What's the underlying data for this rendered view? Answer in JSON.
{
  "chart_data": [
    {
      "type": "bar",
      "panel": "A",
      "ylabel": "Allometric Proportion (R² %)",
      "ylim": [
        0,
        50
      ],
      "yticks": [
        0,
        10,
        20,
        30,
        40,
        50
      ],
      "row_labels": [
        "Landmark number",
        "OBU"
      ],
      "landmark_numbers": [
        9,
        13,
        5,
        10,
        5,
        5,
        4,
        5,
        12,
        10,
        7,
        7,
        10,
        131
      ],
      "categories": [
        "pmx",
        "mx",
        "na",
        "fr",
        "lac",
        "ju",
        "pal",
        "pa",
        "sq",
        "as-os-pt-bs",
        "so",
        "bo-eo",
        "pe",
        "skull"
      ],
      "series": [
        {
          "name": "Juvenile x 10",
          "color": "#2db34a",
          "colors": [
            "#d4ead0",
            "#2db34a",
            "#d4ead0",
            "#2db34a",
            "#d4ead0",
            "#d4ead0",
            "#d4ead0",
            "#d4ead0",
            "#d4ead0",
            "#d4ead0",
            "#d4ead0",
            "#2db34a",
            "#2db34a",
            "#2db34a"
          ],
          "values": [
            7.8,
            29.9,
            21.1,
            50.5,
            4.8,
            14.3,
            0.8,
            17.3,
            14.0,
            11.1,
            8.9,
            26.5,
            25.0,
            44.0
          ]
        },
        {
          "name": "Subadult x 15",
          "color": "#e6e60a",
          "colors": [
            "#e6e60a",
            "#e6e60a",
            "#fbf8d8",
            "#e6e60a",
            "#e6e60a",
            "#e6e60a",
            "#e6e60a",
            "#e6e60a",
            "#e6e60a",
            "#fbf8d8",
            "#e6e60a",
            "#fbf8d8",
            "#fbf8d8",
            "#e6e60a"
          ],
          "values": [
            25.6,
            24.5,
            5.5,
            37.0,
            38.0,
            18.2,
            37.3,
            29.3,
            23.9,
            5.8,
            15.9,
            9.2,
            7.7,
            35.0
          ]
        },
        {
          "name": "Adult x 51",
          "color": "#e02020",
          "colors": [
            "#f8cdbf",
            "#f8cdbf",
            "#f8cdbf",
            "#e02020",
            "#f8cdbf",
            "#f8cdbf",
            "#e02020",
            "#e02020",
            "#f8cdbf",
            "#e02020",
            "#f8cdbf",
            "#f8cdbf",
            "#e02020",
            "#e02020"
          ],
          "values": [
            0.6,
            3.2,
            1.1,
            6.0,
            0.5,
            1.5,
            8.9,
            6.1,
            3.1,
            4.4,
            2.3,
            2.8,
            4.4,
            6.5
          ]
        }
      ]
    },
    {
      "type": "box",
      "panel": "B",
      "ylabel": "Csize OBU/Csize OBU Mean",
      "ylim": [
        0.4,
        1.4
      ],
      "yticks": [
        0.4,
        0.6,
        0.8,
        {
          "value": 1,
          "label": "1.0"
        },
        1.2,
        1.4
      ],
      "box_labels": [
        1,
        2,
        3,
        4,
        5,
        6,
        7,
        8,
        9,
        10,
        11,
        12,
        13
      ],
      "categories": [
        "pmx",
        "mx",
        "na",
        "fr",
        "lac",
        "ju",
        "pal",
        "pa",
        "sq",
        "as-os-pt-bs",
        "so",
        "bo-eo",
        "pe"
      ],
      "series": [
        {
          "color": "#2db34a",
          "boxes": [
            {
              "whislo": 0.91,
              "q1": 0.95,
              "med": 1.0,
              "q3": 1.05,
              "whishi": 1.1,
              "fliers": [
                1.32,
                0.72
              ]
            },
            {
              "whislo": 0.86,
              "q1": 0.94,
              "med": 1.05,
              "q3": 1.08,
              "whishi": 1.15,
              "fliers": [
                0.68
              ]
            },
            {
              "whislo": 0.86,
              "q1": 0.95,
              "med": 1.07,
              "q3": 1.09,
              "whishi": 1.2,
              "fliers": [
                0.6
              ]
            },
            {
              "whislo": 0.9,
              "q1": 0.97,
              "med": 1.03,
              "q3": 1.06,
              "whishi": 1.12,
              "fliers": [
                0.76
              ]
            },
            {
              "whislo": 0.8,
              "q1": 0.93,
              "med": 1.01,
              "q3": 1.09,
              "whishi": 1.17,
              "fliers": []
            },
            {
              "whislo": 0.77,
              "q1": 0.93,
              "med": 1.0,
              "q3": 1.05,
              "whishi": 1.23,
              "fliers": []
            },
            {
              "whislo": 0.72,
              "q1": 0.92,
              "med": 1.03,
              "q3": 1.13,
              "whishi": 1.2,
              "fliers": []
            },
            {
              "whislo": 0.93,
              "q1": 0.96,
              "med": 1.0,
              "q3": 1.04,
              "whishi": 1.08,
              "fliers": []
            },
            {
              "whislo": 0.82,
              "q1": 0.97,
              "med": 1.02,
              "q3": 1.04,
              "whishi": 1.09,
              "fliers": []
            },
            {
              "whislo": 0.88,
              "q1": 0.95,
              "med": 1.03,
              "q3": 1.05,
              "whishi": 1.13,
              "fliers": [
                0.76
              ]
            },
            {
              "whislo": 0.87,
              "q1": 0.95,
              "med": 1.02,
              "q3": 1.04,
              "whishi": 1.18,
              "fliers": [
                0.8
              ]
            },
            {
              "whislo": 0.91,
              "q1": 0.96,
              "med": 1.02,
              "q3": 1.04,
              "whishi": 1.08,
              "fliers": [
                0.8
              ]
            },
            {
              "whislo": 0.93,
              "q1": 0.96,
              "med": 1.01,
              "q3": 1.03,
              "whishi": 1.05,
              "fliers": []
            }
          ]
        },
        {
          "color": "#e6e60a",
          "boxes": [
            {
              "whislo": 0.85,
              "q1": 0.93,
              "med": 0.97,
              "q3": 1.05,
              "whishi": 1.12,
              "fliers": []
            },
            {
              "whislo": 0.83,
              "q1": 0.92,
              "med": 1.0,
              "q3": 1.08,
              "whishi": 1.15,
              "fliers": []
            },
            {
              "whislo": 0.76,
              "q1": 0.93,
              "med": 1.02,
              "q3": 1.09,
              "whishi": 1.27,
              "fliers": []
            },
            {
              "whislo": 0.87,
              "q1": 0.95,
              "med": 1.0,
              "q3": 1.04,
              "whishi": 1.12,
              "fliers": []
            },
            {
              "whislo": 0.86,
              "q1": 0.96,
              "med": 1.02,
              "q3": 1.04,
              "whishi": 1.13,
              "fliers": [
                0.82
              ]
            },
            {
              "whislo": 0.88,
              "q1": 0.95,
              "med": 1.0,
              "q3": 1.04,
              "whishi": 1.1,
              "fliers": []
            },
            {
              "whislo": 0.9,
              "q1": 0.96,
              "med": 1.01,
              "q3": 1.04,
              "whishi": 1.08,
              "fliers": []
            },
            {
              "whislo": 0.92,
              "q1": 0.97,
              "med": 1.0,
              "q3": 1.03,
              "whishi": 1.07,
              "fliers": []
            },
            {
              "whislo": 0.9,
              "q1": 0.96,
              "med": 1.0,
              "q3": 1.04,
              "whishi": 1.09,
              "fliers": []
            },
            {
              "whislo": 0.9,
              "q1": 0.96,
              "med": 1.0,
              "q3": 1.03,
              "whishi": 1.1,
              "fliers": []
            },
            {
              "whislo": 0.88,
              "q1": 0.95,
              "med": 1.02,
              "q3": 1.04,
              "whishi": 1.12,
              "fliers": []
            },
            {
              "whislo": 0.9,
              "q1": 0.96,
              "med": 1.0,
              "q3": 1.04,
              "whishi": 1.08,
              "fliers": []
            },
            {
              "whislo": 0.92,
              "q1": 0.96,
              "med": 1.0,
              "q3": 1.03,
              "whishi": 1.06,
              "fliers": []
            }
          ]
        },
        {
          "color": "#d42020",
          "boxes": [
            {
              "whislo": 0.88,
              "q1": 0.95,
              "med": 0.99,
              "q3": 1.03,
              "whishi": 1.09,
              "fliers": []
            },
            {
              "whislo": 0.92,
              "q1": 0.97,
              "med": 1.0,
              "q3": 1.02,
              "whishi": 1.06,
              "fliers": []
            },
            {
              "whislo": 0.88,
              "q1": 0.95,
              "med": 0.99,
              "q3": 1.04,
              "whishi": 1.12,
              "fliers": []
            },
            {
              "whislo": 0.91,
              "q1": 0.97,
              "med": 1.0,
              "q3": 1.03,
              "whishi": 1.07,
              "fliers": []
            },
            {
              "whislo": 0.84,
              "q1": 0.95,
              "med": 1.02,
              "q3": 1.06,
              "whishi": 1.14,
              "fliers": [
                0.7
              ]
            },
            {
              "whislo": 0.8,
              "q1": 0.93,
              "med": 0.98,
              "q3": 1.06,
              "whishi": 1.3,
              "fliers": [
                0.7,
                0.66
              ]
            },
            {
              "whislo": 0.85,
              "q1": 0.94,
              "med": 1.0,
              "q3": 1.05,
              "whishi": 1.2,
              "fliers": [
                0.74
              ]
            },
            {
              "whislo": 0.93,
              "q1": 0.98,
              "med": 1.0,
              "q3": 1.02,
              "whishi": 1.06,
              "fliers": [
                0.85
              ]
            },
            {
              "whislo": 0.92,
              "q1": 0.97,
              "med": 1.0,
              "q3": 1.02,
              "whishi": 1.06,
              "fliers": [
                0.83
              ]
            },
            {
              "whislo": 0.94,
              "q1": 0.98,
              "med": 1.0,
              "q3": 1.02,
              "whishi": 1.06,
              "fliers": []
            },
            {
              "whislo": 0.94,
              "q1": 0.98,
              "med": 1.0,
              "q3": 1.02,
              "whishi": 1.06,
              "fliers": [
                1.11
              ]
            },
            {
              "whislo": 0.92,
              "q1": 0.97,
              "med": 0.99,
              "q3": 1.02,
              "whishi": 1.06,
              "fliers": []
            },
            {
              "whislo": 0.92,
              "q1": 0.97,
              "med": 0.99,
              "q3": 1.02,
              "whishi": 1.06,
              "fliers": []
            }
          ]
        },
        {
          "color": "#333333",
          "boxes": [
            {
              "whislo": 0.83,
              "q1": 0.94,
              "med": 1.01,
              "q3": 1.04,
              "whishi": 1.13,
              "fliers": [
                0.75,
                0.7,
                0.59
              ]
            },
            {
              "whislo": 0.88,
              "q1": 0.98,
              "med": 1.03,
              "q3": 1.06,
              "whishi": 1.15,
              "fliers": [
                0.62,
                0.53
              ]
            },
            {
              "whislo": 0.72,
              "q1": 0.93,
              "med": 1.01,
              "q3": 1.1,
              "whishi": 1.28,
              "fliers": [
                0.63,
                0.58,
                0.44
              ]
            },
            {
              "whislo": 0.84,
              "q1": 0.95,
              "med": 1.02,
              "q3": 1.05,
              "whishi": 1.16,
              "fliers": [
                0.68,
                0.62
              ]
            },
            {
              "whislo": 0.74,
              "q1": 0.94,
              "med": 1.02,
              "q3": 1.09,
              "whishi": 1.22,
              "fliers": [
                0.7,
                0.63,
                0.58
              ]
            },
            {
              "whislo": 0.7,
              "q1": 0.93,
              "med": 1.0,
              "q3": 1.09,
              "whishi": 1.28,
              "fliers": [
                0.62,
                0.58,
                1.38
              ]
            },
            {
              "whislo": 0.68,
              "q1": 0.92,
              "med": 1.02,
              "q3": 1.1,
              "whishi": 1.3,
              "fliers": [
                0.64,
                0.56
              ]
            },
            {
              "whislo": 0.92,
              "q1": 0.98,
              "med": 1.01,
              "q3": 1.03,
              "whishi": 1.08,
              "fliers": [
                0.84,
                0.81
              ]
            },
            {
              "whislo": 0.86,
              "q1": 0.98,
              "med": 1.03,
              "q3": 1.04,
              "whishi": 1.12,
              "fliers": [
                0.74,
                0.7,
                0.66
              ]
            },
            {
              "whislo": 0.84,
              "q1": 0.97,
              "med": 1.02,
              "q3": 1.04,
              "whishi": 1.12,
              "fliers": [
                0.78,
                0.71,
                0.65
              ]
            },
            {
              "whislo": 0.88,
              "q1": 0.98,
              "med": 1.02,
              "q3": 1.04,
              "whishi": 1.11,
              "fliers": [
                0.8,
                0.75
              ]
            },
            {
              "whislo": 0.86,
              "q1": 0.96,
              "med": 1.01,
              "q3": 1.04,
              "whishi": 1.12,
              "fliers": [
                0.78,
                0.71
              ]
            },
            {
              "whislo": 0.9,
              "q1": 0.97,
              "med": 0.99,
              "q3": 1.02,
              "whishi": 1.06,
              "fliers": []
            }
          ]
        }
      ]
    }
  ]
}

::::::

What is the number of lines in the records that contain the string "name"? Give only that number.

3